AIM:
The records that follow must be repeated verbatim, every one of them.

>> Begin MATERIAL FOR THIS EXERCISE

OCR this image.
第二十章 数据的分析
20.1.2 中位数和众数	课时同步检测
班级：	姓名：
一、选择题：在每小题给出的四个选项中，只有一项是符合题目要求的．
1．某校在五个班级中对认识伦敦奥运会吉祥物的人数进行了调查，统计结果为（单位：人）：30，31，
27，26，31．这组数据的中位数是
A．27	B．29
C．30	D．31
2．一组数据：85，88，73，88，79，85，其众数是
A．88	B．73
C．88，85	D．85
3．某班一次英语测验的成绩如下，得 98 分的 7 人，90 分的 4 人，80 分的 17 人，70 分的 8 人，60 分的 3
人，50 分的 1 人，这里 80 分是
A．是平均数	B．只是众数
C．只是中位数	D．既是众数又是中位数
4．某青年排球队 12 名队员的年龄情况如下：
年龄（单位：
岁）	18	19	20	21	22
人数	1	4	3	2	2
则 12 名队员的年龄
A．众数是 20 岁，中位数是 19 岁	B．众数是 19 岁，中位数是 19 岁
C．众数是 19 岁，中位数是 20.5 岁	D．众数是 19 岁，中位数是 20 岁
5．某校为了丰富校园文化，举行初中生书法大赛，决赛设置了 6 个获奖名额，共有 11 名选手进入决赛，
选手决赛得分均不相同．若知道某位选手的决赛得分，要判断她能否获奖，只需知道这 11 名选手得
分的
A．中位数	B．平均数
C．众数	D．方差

>> End MATERIAL FOR THIS EXERCISE

SOLUTION:
OCR this image.
第二十章 数据的分析
20.1.2 中位数和众数	课时同步检测
班级：	姓名：
一、选择题：在每小题给出的四个选项中，只有一项是符合题目要求的．
1．某校在五个班级中对认识伦敦奥运会吉祥物的人数进行了调查，统计结果为（单位：人）：30，31，
27，26，31．这组数据的中位数是
A．27	B．29
C．30	D．31
2．一组数据：85，88，73，88，79，85，其众数是
A．88	B．73
C．88，85	D．85
3．某班一次英语测验的成绩如下，得 98 分的 7 人，90 分的 4 人，80 分的 17 人，70 分的 8 人，60 分的 3
人，50 分的 1 人，这里 80 分是
A．是平均数	B．只是众数
C．只是中位数	D．既是众数又是中位数
4．某青年排球队 12 名队员的年龄情况如下：
年龄（单位：
岁）	18	19	20	21	22
人数	1	4	3	2	2
则 12 名队员的年龄
A．众数是 20 岁，中位数是 19 岁	B．众数是 19 岁，中位数是 19 岁
C．众数是 19 岁，中位数是 20.5 岁	D．众数是 19 岁，中位数是 20 岁
5．某校为了丰富校园文化，举行初中生书法大赛，决赛设置了 6 个获奖名额，共有 11 名选手进入决赛，
选手决赛得分均不相同．若知道某位选手的决赛得分，要判断她能否获奖，只需知道这 11 名选手得
分的
A．中位数	B．平均数
C．众数	D．方差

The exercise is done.